Below are the records; pull every line that includes "structured".

━━━━━━━━

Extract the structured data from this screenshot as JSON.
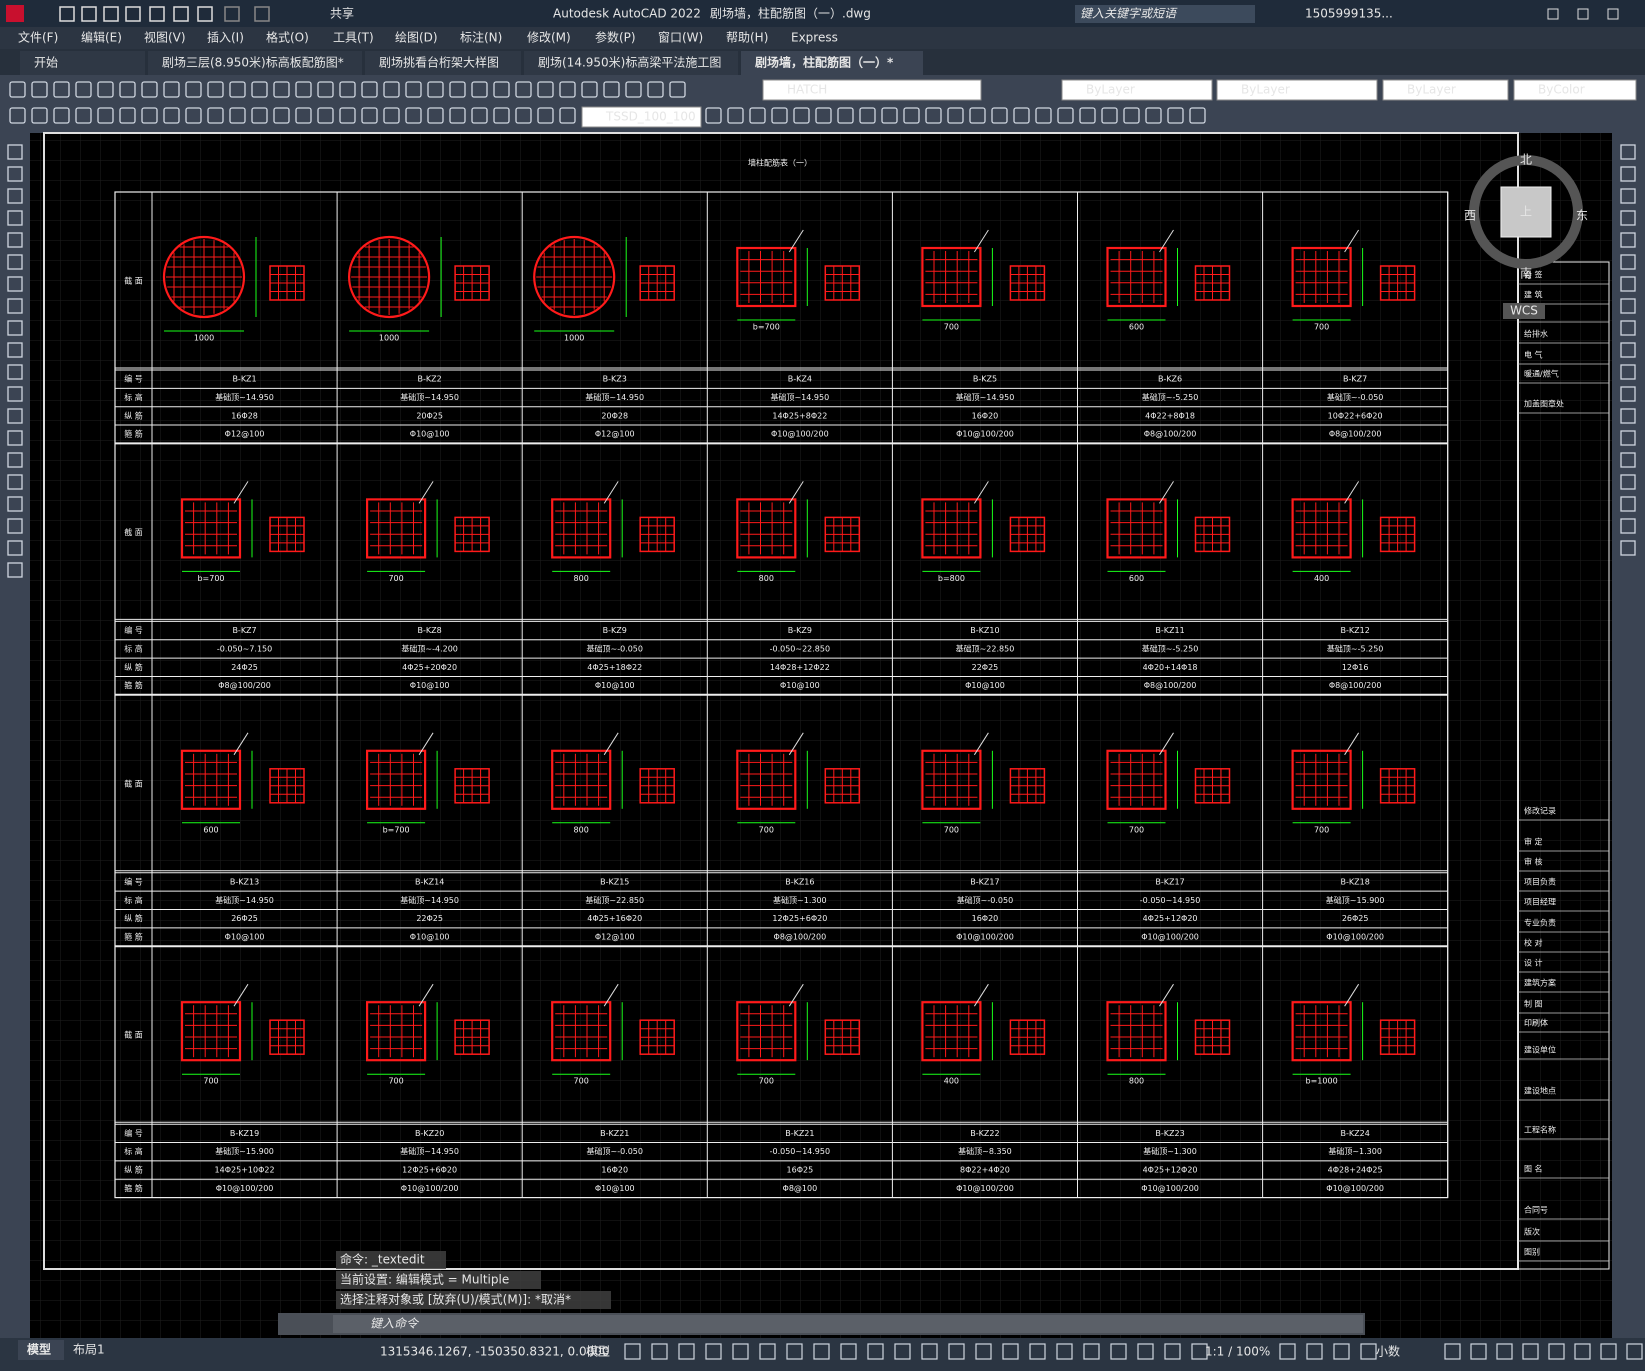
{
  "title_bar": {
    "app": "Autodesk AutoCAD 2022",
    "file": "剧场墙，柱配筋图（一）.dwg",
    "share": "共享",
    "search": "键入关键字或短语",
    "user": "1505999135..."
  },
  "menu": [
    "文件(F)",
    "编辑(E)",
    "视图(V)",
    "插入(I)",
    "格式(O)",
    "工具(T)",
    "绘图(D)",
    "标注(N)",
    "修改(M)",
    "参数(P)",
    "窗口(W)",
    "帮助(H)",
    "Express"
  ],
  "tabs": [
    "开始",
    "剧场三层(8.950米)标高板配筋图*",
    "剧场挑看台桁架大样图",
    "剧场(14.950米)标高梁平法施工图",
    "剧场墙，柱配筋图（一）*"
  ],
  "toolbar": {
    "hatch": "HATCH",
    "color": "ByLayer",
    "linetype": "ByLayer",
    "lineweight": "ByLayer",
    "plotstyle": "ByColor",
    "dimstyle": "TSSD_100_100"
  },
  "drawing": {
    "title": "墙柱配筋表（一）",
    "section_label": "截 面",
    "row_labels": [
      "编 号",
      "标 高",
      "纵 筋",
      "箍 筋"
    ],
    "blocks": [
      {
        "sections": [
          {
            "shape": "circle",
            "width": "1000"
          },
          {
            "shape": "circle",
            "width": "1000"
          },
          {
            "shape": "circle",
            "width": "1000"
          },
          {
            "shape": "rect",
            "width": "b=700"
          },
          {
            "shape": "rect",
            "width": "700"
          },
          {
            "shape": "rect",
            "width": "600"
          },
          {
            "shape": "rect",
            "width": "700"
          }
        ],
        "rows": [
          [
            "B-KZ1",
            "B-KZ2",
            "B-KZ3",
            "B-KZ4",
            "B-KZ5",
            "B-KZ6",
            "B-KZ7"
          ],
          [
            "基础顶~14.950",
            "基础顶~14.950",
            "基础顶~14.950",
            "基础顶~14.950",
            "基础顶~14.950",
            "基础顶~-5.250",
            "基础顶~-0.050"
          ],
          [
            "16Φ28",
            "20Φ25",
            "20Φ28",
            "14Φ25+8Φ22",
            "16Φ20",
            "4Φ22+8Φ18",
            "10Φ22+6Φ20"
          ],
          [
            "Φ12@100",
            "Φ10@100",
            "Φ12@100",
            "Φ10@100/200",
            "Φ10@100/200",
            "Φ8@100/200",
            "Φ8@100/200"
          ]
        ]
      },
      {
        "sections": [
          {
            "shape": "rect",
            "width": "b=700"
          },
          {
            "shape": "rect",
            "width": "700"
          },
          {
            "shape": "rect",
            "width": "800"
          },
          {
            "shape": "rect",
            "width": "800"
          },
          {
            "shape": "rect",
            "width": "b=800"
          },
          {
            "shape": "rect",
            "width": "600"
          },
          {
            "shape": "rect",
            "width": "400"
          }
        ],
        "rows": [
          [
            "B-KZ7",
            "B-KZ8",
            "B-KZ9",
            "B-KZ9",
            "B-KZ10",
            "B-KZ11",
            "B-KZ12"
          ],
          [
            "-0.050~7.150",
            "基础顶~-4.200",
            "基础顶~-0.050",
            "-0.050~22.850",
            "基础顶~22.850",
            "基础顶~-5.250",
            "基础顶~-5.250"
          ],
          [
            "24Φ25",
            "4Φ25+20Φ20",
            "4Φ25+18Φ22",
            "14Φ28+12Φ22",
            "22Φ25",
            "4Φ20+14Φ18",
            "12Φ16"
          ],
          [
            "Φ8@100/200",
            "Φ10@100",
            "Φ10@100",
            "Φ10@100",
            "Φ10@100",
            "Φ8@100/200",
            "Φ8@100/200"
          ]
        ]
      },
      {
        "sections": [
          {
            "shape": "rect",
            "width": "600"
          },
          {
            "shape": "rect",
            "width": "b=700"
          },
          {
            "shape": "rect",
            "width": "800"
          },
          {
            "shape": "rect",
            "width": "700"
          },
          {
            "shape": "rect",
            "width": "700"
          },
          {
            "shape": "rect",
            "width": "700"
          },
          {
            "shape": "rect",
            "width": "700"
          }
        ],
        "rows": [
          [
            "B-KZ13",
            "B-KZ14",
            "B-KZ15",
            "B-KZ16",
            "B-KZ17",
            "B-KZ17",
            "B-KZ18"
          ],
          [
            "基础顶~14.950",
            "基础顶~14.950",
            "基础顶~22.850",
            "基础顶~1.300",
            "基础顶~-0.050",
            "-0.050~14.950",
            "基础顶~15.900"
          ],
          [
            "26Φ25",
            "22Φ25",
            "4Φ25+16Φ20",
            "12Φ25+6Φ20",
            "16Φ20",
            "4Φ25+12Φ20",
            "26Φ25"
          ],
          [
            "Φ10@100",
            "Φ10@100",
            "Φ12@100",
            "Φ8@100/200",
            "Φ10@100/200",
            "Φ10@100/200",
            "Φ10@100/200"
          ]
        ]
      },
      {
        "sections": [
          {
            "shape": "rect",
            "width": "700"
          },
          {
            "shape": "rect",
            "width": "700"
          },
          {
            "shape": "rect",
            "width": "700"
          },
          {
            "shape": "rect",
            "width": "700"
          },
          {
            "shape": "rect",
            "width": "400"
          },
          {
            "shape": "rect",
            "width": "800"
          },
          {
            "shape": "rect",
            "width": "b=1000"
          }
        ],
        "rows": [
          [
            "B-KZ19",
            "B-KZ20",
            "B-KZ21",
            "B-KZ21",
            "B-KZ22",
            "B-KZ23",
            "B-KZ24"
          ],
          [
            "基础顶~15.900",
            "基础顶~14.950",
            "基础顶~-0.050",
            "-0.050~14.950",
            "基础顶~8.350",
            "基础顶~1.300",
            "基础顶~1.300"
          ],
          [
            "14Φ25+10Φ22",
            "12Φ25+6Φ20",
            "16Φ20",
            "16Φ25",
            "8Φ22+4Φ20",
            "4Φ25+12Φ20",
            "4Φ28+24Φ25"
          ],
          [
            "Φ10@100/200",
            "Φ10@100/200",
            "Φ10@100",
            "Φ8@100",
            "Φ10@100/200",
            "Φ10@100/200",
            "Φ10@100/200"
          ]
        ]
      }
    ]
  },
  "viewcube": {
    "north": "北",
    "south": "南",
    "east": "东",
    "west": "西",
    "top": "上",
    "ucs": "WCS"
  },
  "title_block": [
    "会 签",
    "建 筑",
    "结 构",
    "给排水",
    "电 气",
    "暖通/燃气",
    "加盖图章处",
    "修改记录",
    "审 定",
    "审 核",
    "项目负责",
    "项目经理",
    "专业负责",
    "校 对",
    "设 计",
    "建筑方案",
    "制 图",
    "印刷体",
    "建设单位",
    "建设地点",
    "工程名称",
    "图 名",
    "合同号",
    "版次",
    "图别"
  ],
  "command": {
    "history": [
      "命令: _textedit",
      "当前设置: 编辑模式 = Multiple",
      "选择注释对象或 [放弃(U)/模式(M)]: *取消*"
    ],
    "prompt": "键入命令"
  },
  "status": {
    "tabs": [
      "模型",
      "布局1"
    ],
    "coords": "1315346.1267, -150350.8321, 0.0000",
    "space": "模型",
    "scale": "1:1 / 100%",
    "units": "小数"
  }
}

━━━━━━━━

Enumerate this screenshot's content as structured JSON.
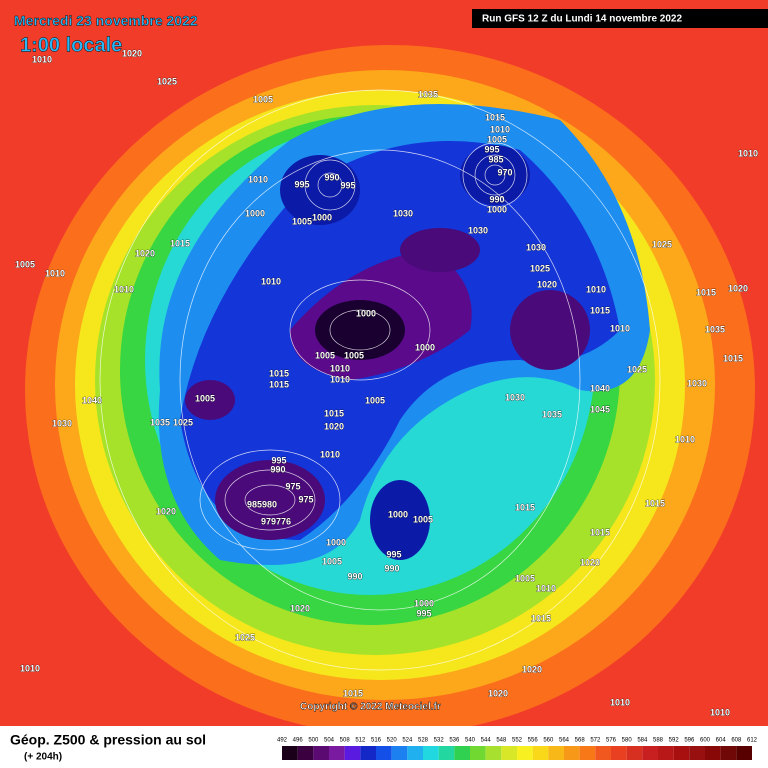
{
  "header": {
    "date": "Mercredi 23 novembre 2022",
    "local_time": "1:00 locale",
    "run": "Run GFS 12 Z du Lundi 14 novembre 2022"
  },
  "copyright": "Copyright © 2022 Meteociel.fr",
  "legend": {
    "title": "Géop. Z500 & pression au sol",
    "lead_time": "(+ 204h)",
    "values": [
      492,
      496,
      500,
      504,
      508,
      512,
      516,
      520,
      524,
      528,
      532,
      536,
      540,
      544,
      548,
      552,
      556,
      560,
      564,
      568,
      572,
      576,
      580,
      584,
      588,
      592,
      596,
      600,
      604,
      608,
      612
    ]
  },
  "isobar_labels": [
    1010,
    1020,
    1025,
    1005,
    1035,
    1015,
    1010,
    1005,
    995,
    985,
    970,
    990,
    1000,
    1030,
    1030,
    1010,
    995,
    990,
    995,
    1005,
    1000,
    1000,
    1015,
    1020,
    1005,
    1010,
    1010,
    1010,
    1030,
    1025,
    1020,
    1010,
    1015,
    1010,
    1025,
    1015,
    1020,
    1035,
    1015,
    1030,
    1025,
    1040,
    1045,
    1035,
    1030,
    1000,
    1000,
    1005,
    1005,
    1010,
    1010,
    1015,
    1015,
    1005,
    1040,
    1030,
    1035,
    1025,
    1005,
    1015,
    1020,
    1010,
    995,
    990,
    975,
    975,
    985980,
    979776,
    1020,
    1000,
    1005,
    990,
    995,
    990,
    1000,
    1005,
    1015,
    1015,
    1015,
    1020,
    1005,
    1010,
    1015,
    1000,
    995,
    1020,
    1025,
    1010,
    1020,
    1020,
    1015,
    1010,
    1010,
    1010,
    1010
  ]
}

━━━━━━━━

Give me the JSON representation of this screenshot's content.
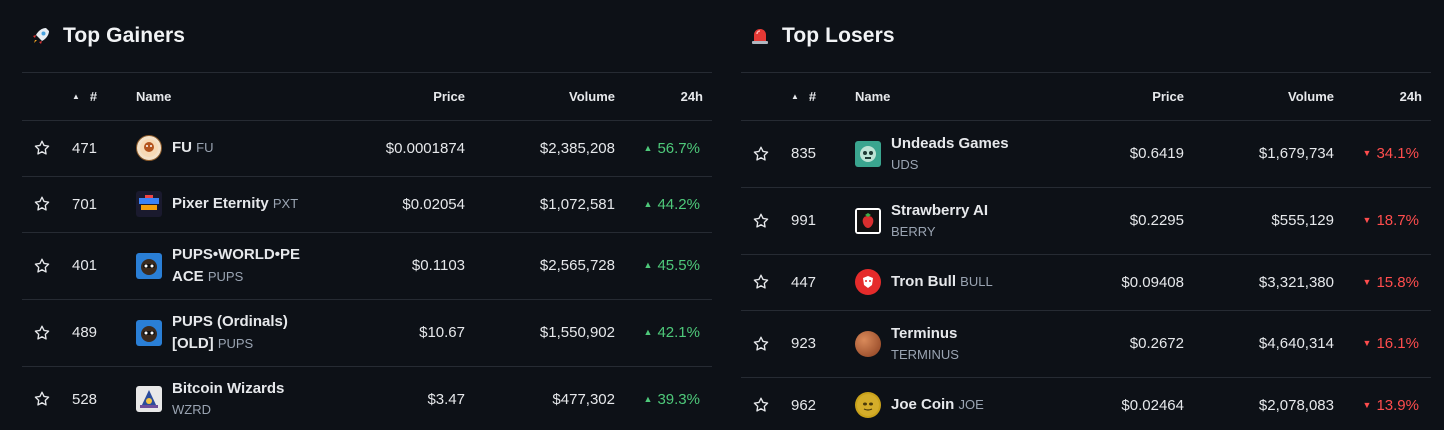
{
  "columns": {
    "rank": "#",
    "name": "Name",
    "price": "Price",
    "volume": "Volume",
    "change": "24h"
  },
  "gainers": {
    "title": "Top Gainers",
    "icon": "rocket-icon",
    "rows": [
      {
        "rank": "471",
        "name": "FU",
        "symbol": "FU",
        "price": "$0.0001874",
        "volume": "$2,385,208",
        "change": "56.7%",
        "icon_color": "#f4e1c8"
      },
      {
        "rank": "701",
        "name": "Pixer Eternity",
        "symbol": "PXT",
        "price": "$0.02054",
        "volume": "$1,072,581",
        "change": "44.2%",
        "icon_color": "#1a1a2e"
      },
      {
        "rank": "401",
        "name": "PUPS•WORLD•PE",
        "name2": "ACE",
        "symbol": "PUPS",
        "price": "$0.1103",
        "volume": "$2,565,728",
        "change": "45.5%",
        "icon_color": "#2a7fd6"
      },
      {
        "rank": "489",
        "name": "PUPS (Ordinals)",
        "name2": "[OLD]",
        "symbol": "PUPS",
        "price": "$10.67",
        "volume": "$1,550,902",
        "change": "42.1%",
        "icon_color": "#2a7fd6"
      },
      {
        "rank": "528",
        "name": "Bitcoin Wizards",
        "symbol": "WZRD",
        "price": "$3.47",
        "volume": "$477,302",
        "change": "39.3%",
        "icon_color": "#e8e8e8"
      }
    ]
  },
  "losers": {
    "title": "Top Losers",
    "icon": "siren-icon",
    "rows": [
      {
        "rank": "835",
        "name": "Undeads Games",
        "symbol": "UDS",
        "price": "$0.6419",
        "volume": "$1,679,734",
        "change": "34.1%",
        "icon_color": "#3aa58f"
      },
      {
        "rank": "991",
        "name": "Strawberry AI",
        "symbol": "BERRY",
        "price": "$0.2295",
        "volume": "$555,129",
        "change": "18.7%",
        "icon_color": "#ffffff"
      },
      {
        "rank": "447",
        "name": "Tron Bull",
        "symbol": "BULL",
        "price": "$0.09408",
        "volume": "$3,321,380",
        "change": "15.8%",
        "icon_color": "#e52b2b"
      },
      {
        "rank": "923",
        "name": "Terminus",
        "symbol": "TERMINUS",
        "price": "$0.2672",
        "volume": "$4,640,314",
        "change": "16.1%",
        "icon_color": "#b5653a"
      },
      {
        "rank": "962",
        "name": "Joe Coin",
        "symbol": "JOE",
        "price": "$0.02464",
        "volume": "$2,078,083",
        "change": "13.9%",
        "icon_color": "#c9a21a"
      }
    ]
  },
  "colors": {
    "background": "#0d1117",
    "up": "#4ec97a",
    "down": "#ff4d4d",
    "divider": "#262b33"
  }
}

━━━━━━━━

## TASK RESPONSE
Extract the structured data from this screenshot as JSON.
Enumerate this screenshot's content as structured JSON.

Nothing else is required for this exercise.